YOUR TASK: Search the records for the word "Rush" and pick out every line that has it.

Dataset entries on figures
────────────────────

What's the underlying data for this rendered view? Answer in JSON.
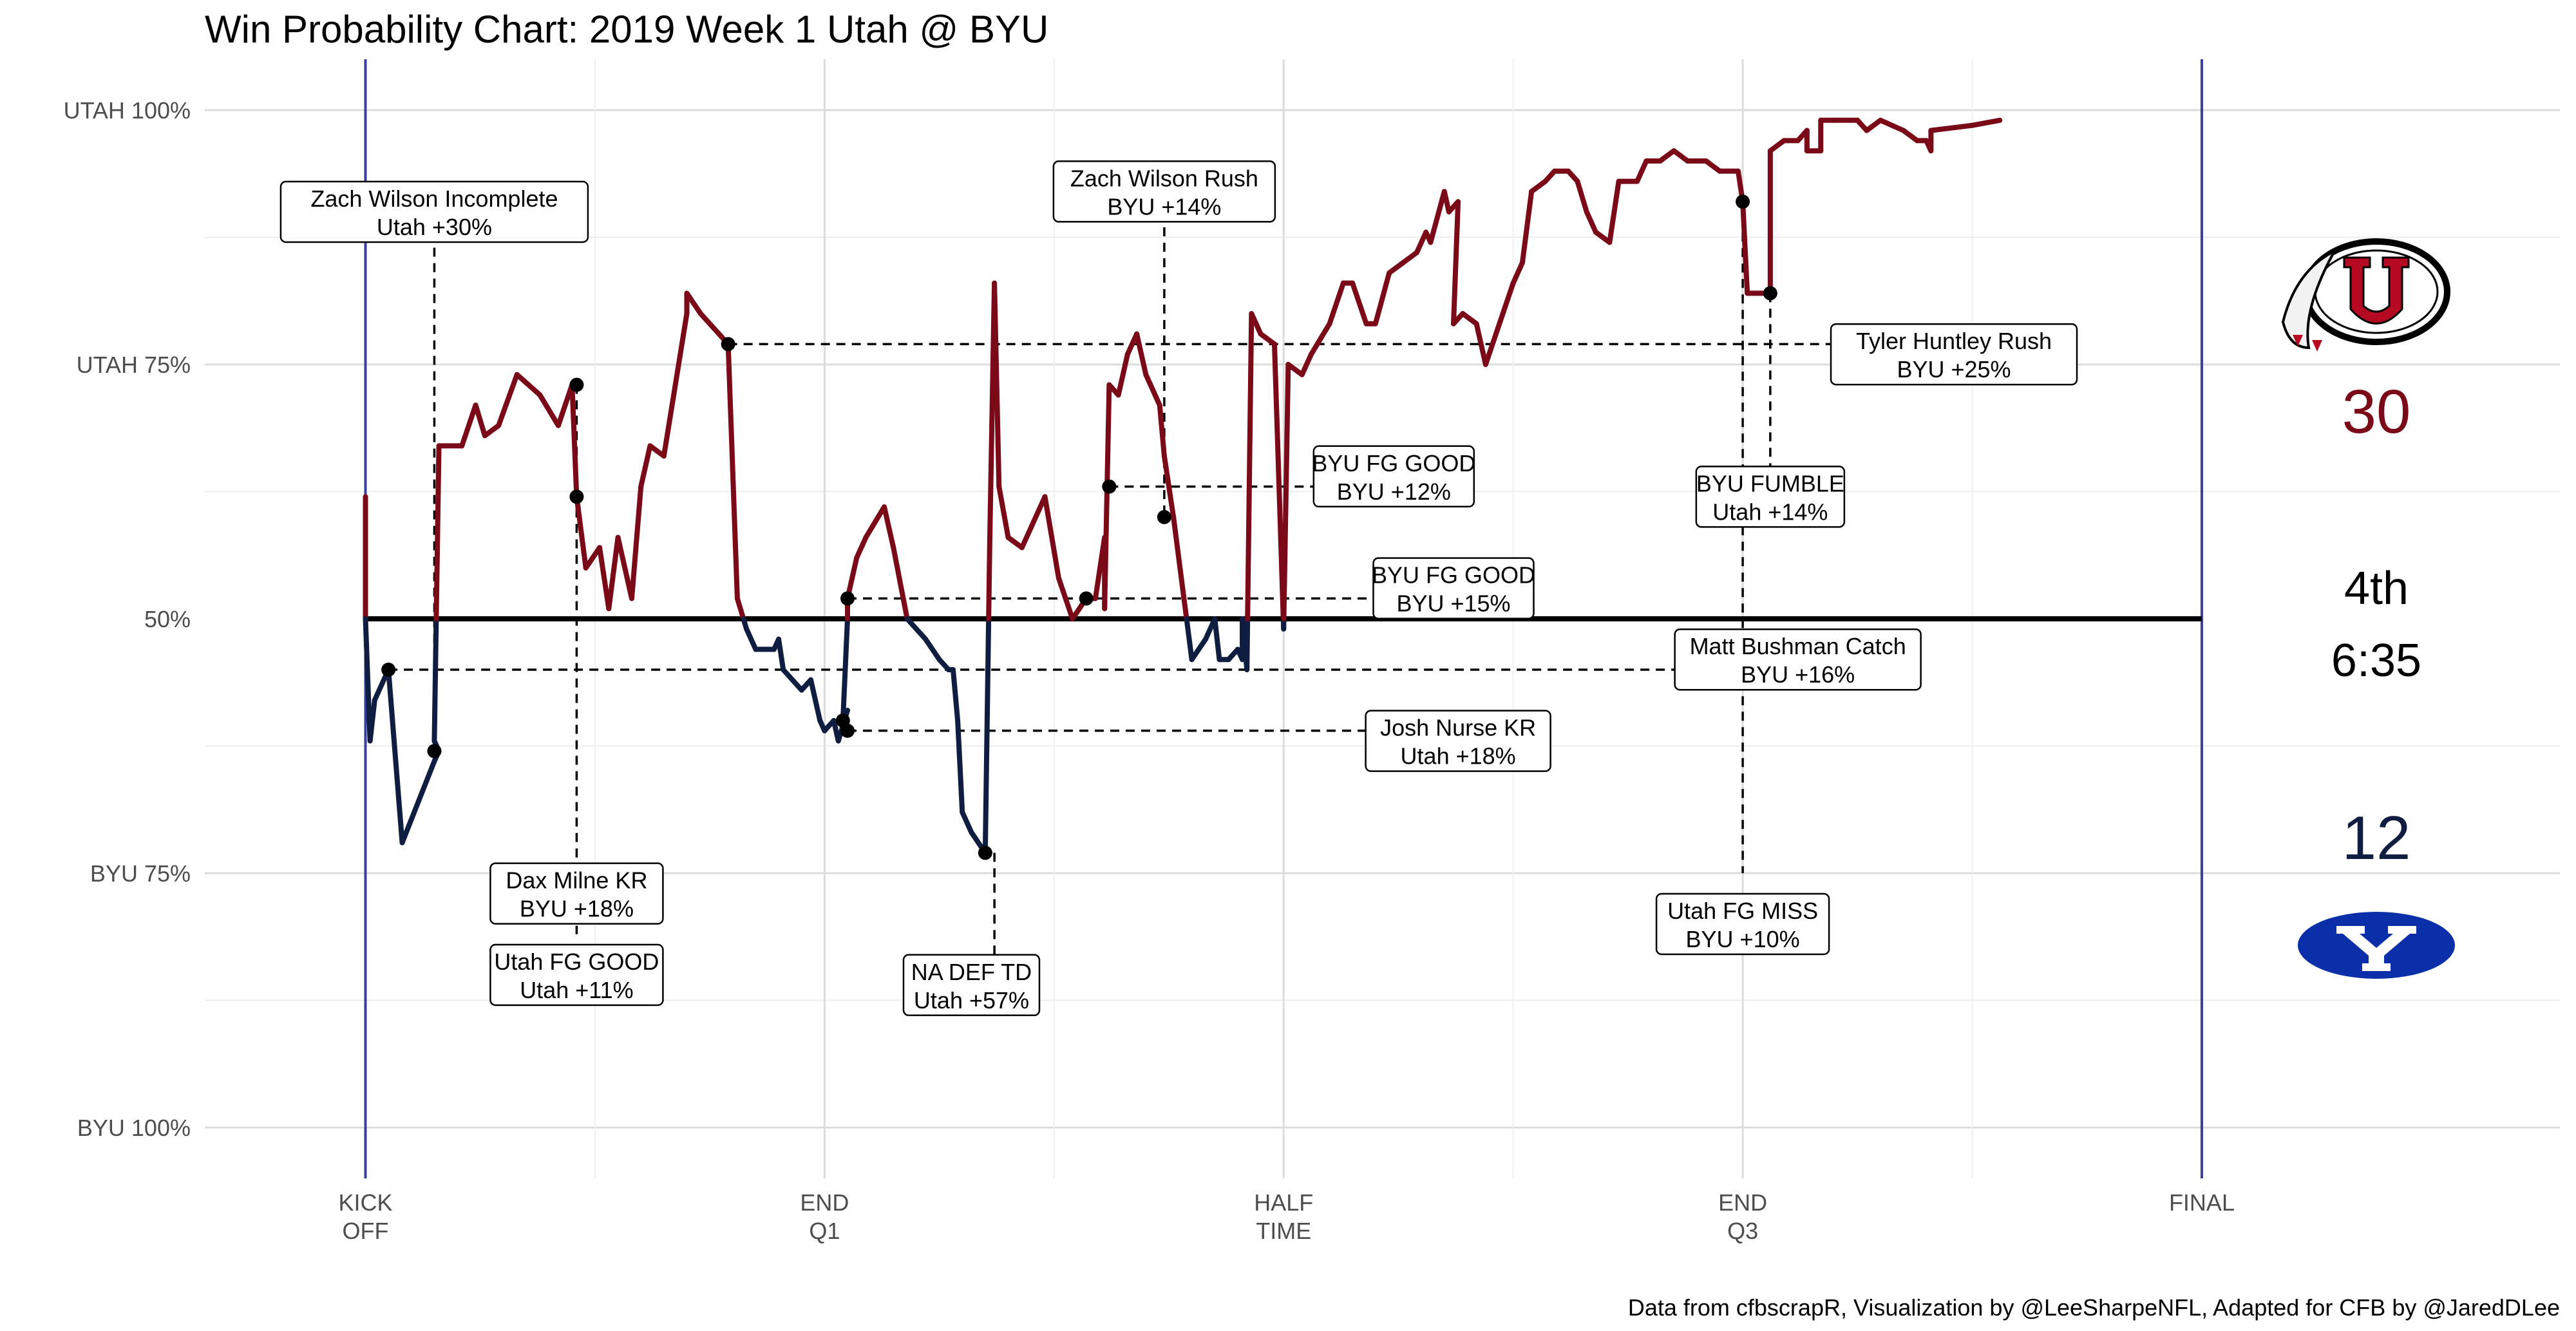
{
  "chart_data": {
    "type": "line",
    "title": "Win Probability Chart: 2019 Week 1 Utah @ BYU",
    "y_ticks": [
      "UTAH 100%",
      "UTAH 75%",
      "50%",
      "BYU 75%",
      "BYU 100%"
    ],
    "y_tick_values": [
      1.0,
      0.75,
      0.5,
      0.25,
      0.0
    ],
    "x_ticks": [
      {
        "value": 0,
        "lines": [
          "KICK",
          "OFF"
        ]
      },
      {
        "value": 1,
        "lines": [
          "END",
          "Q1"
        ]
      },
      {
        "value": 2,
        "lines": [
          "HALF",
          "TIME"
        ]
      },
      {
        "value": 3,
        "lines": [
          "END",
          "Q3"
        ]
      },
      {
        "value": 4,
        "lines": [
          "FINAL"
        ]
      }
    ],
    "xlim": [
      -0.35,
      4.78
    ],
    "ylim": [
      -0.05,
      1.05
    ],
    "y_meaning": "Utah win probability",
    "series": [
      {
        "team": "Utah/BYU",
        "points": [
          [
            0.0,
            0.62
          ],
          [
            0.0,
            0.5
          ],
          [
            0.01,
            0.38
          ],
          [
            0.02,
            0.42
          ],
          [
            0.05,
            0.45
          ],
          [
            0.08,
            0.28
          ],
          [
            0.15,
            0.36
          ],
          [
            0.16,
            0.37
          ],
          [
            0.15,
            0.38
          ],
          [
            0.16,
            0.67
          ],
          [
            0.21,
            0.67
          ],
          [
            0.24,
            0.71
          ],
          [
            0.26,
            0.68
          ],
          [
            0.29,
            0.69
          ],
          [
            0.33,
            0.74
          ],
          [
            0.38,
            0.72
          ],
          [
            0.42,
            0.69
          ],
          [
            0.45,
            0.73
          ],
          [
            0.46,
            0.62
          ],
          [
            0.48,
            0.55
          ],
          [
            0.51,
            0.57
          ],
          [
            0.53,
            0.51
          ],
          [
            0.55,
            0.58
          ],
          [
            0.58,
            0.52
          ],
          [
            0.6,
            0.63
          ],
          [
            0.62,
            0.67
          ],
          [
            0.65,
            0.66
          ],
          [
            0.7,
            0.8
          ],
          [
            0.7,
            0.82
          ],
          [
            0.73,
            0.8
          ],
          [
            0.77,
            0.78
          ],
          [
            0.79,
            0.77
          ],
          [
            0.81,
            0.52
          ],
          [
            0.83,
            0.49
          ],
          [
            0.85,
            0.47
          ],
          [
            0.89,
            0.47
          ],
          [
            0.9,
            0.48
          ],
          [
            0.91,
            0.45
          ],
          [
            0.93,
            0.44
          ],
          [
            0.95,
            0.43
          ],
          [
            0.97,
            0.44
          ],
          [
            0.99,
            0.4
          ],
          [
            1.0,
            0.39
          ],
          [
            1.02,
            0.4
          ],
          [
            1.03,
            0.38
          ],
          [
            1.05,
            0.41
          ],
          [
            1.04,
            0.4
          ],
          [
            1.05,
            0.5
          ],
          [
            1.05,
            0.52
          ],
          [
            1.07,
            0.56
          ],
          [
            1.09,
            0.58
          ],
          [
            1.13,
            0.61
          ],
          [
            1.15,
            0.57
          ],
          [
            1.18,
            0.5
          ],
          [
            1.22,
            0.48
          ],
          [
            1.25,
            0.46
          ],
          [
            1.27,
            0.45
          ],
          [
            1.28,
            0.45
          ],
          [
            1.29,
            0.4
          ],
          [
            1.3,
            0.31
          ],
          [
            1.32,
            0.29
          ],
          [
            1.35,
            0.27
          ],
          [
            1.36,
            0.58
          ],
          [
            1.37,
            0.83
          ],
          [
            1.38,
            0.63
          ],
          [
            1.4,
            0.58
          ],
          [
            1.43,
            0.57
          ],
          [
            1.46,
            0.6
          ],
          [
            1.48,
            0.62
          ],
          [
            1.51,
            0.54
          ],
          [
            1.54,
            0.5
          ],
          [
            1.57,
            0.52
          ],
          [
            1.59,
            0.52
          ],
          [
            1.61,
            0.58
          ],
          [
            1.61,
            0.51
          ],
          [
            1.62,
            0.73
          ],
          [
            1.64,
            0.72
          ],
          [
            1.66,
            0.76
          ],
          [
            1.68,
            0.78
          ],
          [
            1.7,
            0.74
          ],
          [
            1.73,
            0.71
          ],
          [
            1.74,
            0.66
          ],
          [
            1.76,
            0.6
          ],
          [
            1.78,
            0.53
          ],
          [
            1.8,
            0.46
          ],
          [
            1.83,
            0.48
          ],
          [
            1.85,
            0.5
          ],
          [
            1.86,
            0.46
          ],
          [
            1.88,
            0.46
          ],
          [
            1.9,
            0.47
          ],
          [
            1.91,
            0.46
          ],
          [
            1.91,
            0.5
          ],
          [
            1.92,
            0.45
          ],
          [
            1.93,
            0.8
          ],
          [
            1.95,
            0.78
          ],
          [
            1.98,
            0.77
          ],
          [
            2.0,
            0.49
          ],
          [
            2.01,
            0.75
          ],
          [
            2.04,
            0.74
          ],
          [
            2.06,
            0.76
          ],
          [
            2.1,
            0.79
          ],
          [
            2.13,
            0.83
          ],
          [
            2.15,
            0.83
          ],
          [
            2.18,
            0.79
          ],
          [
            2.2,
            0.79
          ],
          [
            2.23,
            0.84
          ],
          [
            2.26,
            0.85
          ],
          [
            2.29,
            0.86
          ],
          [
            2.31,
            0.88
          ],
          [
            2.32,
            0.87
          ],
          [
            2.35,
            0.92
          ],
          [
            2.36,
            0.9
          ],
          [
            2.38,
            0.91
          ],
          [
            2.37,
            0.79
          ],
          [
            2.39,
            0.8
          ],
          [
            2.42,
            0.79
          ],
          [
            2.44,
            0.75
          ],
          [
            2.47,
            0.79
          ],
          [
            2.5,
            0.83
          ],
          [
            2.52,
            0.85
          ],
          [
            2.54,
            0.92
          ],
          [
            2.57,
            0.93
          ],
          [
            2.59,
            0.94
          ],
          [
            2.62,
            0.94
          ],
          [
            2.64,
            0.93
          ],
          [
            2.66,
            0.9
          ],
          [
            2.68,
            0.88
          ],
          [
            2.71,
            0.87
          ],
          [
            2.73,
            0.93
          ],
          [
            2.77,
            0.93
          ],
          [
            2.79,
            0.95
          ],
          [
            2.82,
            0.95
          ],
          [
            2.85,
            0.96
          ],
          [
            2.88,
            0.95
          ],
          [
            2.92,
            0.95
          ],
          [
            2.95,
            0.94
          ],
          [
            2.97,
            0.94
          ],
          [
            2.99,
            0.94
          ],
          [
            3.0,
            0.91
          ],
          [
            3.01,
            0.82
          ],
          [
            3.04,
            0.82
          ],
          [
            3.06,
            0.82
          ],
          [
            3.06,
            0.96
          ],
          [
            3.09,
            0.97
          ],
          [
            3.12,
            0.97
          ],
          [
            3.14,
            0.98
          ],
          [
            3.14,
            0.96
          ],
          [
            3.17,
            0.96
          ],
          [
            3.17,
            0.99
          ],
          [
            3.2,
            0.99
          ],
          [
            3.25,
            0.99
          ],
          [
            3.27,
            0.98
          ],
          [
            3.3,
            0.99
          ],
          [
            3.35,
            0.98
          ],
          [
            3.38,
            0.97
          ],
          [
            3.4,
            0.97
          ],
          [
            3.41,
            0.96
          ],
          [
            3.41,
            0.98
          ],
          [
            3.5,
            0.985
          ],
          [
            3.56,
            0.99
          ]
        ]
      }
    ],
    "markers": [
      [
        0.05,
        0.45
      ],
      [
        0.15,
        0.37
      ],
      [
        0.46,
        0.73
      ],
      [
        0.46,
        0.62
      ],
      [
        0.79,
        0.77
      ],
      [
        1.05,
        0.52
      ],
      [
        1.04,
        0.4
      ],
      [
        1.05,
        0.39
      ],
      [
        1.35,
        0.27
      ],
      [
        1.57,
        0.52
      ],
      [
        1.62,
        0.63
      ],
      [
        1.74,
        0.6
      ],
      [
        3.0,
        0.91
      ],
      [
        3.06,
        0.82
      ]
    ],
    "annotations": [
      {
        "line1": "Zach Wilson  Incomplete",
        "line2": "Utah +30%",
        "x": 0.15,
        "y": 0.9
      },
      {
        "line1": "Dax Milne KR",
        "line2": "BYU +18%",
        "x": 0.46,
        "y": 0.23
      },
      {
        "line1": "Utah FG GOOD",
        "line2": "Utah +11%",
        "x": 0.46,
        "y": 0.15
      },
      {
        "line1": "NA DEF TD",
        "line2": "Utah +57%",
        "x": 1.32,
        "y": 0.14
      },
      {
        "line1": "Zach Wilson Rush",
        "line2": "BYU +14%",
        "x": 1.74,
        "y": 0.92
      },
      {
        "line1": "BYU FG GOOD",
        "line2": "BYU +12%",
        "x": 2.24,
        "y": 0.64
      },
      {
        "line1": "BYU FG GOOD",
        "line2": "BYU +15%",
        "x": 2.37,
        "y": 0.53
      },
      {
        "line1": "Josh Nurse KR",
        "line2": "Utah +18%",
        "x": 2.38,
        "y": 0.38
      },
      {
        "line1": "Tyler Huntley Rush",
        "line2": "BYU +25%",
        "x": 3.46,
        "y": 0.76
      },
      {
        "line1": "BYU FUMBLE",
        "line2": "Utah +14%",
        "x": 3.06,
        "y": 0.62
      },
      {
        "line1": "Matt Bushman Catch",
        "line2": "BYU +16%",
        "x": 3.12,
        "y": 0.46
      },
      {
        "line1": "Utah FG MISS",
        "line2": "BYU +10%",
        "x": 3.0,
        "y": 0.2
      }
    ],
    "guides": [
      {
        "x1": 0.15,
        "y1": 0.88,
        "x2": 0.15,
        "y2": 0.37
      },
      {
        "x1": 0.46,
        "y1": 0.73,
        "x2": 0.46,
        "y2": 0.19
      },
      {
        "x1": 1.74,
        "y1": 0.9,
        "x2": 1.74,
        "y2": 0.6
      },
      {
        "x1": 3.0,
        "y1": 0.91,
        "x2": 3.0,
        "y2": 0.25
      },
      {
        "x1": 3.06,
        "y1": 0.82,
        "x2": 3.06,
        "y2": 0.64
      },
      {
        "x1": 1.37,
        "y1": 0.27,
        "x2": 1.37,
        "y2": 0.16
      },
      {
        "x1": 0.79,
        "y1": 0.77,
        "x2": 3.46,
        "y2": 0.77
      },
      {
        "x1": 1.62,
        "y1": 0.63,
        "x2": 2.24,
        "y2": 0.63
      },
      {
        "x1": 1.05,
        "y1": 0.52,
        "x2": 2.37,
        "y2": 0.52
      },
      {
        "x1": 0.05,
        "y1": 0.45,
        "x2": 3.12,
        "y2": 0.45
      },
      {
        "x1": 1.05,
        "y1": 0.39,
        "x2": 2.38,
        "y2": 0.39
      }
    ],
    "colors": {
      "utah": "#7a0a17",
      "byu": "#0f1e40",
      "final_line": "#3a3f9a",
      "grid": "#dcdcdc"
    }
  },
  "scoreboard": {
    "utah_score": "30",
    "byu_score": "12",
    "quarter": "4th",
    "clock": "6:35",
    "utah_logo": "utah-u-logo",
    "byu_logo": "byu-y-logo"
  },
  "caption": "Data from cfbscrapR, Visualization by @LeeSharpeNFL, Adapted for CFB by @JaredDLee"
}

────────────────────

COMPLETE ANSWER:
        "line1": "Zach Wilson Rush",
        "line1": "Tyler Huntley Rush",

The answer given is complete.